====== Input data ======

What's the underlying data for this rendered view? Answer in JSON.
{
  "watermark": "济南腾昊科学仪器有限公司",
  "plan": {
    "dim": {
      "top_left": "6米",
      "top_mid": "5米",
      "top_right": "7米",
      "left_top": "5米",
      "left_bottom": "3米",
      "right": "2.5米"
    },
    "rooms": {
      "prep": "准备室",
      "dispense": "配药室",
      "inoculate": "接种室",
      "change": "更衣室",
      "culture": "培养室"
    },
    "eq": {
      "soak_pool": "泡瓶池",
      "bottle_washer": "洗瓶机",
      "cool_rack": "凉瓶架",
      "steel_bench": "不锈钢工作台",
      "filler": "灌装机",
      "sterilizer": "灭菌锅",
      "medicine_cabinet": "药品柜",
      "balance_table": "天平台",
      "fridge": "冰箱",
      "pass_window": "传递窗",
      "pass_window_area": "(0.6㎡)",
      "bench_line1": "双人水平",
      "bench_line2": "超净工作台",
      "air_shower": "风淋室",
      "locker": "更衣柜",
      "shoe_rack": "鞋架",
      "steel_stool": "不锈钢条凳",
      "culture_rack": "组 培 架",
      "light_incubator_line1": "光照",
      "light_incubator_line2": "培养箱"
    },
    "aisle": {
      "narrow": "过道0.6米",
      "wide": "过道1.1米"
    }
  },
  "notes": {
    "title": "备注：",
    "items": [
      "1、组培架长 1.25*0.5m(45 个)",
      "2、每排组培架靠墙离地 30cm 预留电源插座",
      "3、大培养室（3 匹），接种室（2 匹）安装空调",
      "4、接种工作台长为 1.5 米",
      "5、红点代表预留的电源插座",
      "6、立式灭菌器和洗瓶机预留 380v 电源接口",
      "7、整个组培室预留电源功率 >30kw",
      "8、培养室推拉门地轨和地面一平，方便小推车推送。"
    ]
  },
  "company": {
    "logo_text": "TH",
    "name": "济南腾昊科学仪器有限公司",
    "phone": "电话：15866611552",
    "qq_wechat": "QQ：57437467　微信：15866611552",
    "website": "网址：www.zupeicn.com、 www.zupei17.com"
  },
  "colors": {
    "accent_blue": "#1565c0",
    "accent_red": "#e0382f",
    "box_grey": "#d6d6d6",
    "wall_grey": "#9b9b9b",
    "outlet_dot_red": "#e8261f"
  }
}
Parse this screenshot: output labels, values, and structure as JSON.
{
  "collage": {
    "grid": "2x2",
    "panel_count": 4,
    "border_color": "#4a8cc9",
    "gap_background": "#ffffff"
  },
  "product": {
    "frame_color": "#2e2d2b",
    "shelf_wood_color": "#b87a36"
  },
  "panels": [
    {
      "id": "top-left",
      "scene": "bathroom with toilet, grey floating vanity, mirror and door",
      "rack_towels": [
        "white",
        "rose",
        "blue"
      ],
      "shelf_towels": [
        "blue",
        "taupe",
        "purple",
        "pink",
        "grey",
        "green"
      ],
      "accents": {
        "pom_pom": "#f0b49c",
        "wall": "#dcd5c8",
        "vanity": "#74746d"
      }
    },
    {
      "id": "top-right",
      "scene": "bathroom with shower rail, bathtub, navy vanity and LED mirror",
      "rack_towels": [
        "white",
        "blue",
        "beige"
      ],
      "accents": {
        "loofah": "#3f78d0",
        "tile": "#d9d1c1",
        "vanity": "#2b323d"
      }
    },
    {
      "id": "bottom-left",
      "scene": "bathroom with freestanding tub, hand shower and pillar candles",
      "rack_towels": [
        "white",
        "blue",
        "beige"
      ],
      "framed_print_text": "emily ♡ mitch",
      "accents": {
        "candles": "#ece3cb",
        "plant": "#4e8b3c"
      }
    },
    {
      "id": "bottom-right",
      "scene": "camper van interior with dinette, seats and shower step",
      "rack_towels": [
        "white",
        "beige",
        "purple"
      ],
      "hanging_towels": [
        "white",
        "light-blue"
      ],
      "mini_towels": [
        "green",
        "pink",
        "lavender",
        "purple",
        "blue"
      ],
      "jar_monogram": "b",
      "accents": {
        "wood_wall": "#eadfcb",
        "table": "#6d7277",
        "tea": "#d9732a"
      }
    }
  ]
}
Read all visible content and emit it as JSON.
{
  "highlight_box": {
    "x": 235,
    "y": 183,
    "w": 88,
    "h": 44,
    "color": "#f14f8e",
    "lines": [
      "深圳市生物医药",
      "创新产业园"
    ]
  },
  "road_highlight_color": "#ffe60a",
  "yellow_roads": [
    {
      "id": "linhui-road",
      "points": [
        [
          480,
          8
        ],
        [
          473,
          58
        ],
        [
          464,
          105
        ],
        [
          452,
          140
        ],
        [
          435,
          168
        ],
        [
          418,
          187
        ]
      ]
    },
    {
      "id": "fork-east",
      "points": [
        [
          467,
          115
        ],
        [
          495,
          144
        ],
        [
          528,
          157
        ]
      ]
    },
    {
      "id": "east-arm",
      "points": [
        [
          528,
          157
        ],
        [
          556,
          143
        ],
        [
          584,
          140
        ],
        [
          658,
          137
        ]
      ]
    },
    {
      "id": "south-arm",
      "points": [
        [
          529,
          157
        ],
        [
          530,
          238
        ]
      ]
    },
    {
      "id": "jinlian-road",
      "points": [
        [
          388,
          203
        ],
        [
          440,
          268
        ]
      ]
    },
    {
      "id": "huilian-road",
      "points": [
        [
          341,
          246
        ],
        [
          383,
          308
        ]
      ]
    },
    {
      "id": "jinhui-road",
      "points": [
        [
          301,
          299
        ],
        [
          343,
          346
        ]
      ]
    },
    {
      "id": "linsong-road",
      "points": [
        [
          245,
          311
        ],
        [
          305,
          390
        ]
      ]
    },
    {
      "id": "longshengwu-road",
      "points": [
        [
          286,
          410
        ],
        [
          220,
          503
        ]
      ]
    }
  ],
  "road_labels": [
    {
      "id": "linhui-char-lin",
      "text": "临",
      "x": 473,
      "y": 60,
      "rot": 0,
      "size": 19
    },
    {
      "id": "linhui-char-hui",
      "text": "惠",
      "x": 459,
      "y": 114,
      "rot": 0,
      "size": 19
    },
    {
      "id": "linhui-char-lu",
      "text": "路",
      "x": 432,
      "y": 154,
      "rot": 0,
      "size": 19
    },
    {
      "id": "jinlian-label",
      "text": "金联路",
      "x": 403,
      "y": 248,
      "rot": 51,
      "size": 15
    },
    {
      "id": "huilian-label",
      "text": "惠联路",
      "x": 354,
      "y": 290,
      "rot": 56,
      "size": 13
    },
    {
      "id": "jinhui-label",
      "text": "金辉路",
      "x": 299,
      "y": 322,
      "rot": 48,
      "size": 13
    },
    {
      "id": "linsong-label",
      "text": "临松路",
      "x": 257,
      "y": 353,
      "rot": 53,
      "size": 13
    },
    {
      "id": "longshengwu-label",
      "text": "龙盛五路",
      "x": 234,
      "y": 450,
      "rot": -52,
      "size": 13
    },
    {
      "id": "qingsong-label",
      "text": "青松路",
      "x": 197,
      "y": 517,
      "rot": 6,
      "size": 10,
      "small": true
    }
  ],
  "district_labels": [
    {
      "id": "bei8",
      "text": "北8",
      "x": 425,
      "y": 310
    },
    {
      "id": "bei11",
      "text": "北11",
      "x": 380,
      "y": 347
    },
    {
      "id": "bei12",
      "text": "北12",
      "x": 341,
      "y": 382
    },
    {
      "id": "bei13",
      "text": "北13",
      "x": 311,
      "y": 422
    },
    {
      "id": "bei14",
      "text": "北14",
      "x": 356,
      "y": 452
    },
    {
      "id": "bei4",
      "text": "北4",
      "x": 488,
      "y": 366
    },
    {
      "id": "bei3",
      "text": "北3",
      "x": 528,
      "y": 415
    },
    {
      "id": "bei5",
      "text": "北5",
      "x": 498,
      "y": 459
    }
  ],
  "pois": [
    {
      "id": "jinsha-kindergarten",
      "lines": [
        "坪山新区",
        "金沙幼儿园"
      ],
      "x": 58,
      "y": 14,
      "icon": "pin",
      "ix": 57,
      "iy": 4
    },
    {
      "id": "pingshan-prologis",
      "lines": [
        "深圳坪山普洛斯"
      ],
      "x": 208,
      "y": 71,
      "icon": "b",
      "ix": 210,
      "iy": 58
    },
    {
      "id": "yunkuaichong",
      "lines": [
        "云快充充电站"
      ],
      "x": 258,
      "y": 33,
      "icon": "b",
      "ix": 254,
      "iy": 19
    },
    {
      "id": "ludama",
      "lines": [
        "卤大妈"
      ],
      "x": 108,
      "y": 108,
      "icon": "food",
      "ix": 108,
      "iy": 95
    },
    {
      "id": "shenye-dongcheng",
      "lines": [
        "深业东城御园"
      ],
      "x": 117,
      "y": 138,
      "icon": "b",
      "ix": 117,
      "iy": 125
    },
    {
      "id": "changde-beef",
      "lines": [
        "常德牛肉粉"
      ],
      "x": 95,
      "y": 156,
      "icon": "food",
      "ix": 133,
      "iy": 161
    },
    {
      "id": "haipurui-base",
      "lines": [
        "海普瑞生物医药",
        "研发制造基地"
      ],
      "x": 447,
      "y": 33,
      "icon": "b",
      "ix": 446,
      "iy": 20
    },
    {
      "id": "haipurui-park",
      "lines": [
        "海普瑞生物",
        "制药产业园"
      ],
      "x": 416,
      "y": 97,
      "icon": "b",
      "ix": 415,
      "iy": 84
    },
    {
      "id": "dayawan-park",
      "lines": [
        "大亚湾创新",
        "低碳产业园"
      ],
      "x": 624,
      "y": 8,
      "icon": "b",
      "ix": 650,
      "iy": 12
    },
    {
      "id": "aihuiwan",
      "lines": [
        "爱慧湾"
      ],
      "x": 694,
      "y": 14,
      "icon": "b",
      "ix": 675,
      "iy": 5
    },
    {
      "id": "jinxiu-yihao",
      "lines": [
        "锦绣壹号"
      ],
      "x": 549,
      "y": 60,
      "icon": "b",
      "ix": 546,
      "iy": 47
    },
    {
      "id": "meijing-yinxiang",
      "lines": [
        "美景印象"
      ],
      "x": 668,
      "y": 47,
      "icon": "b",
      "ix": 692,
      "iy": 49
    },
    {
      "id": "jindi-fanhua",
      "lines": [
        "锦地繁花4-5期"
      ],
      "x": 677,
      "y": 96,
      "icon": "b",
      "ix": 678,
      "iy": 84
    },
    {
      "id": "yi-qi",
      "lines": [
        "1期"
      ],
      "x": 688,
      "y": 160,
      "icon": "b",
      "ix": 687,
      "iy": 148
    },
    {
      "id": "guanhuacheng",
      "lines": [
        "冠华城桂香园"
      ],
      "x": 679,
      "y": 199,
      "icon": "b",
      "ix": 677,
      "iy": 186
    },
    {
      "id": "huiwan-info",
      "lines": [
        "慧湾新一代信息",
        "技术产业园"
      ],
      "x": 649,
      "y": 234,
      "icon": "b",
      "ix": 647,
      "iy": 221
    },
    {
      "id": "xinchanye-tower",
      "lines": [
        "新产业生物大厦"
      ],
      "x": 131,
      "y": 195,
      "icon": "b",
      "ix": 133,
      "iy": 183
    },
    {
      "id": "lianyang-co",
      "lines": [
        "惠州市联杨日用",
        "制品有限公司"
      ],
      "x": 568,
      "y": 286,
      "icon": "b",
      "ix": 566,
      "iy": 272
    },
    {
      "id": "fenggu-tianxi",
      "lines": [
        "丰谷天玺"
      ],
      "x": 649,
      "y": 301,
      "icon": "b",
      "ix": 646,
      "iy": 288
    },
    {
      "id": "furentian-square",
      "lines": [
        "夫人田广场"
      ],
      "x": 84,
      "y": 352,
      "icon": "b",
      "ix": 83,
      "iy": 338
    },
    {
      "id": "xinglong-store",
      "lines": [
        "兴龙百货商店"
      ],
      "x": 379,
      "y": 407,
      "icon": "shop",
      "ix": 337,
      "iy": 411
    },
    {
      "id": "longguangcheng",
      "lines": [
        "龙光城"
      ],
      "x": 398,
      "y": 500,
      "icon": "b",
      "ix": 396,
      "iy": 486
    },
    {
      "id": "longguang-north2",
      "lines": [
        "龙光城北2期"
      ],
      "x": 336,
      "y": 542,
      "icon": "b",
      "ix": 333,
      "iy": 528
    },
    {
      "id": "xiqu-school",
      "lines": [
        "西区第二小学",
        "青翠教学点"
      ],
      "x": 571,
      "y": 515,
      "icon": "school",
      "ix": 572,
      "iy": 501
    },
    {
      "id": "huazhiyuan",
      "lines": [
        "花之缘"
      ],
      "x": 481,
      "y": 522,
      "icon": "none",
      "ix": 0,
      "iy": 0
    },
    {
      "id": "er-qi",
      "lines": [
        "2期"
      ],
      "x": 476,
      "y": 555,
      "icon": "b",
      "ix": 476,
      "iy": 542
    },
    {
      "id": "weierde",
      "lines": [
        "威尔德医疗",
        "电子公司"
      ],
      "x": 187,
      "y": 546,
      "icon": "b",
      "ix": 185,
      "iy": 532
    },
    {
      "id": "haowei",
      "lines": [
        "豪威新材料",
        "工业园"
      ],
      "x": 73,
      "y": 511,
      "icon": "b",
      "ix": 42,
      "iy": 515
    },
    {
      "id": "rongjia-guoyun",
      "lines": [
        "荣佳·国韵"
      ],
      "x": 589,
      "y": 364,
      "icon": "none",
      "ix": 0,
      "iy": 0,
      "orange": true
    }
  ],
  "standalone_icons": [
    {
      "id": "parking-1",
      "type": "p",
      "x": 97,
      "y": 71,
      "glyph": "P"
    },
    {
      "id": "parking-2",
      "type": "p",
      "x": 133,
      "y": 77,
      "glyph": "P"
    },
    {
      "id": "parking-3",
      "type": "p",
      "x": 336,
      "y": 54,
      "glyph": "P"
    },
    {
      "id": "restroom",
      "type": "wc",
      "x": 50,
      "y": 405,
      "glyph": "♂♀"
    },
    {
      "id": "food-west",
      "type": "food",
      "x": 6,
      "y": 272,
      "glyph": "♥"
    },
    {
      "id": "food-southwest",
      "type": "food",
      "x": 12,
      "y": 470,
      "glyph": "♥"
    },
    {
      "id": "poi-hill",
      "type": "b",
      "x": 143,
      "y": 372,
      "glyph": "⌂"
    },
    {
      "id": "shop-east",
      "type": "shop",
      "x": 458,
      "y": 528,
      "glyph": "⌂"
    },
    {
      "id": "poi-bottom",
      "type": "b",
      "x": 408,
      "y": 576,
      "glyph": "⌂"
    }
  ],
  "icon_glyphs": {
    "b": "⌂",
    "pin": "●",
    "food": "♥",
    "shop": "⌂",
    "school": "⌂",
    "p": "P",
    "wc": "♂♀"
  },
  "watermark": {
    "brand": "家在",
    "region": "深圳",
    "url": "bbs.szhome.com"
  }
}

======

Stated problem. Pull every line containing the word "with" out of the material.

Right answer.
      "scene": "bathroom with toilet, grey floating vanity, mirror and door",
      "scene": "bathroom with shower rail, bathtub, navy vanity and LED mirror",
      "scene": "bathroom with freestanding tub, hand shower and pillar candles",
      "scene": "camper van interior with dinette, seats and shower step",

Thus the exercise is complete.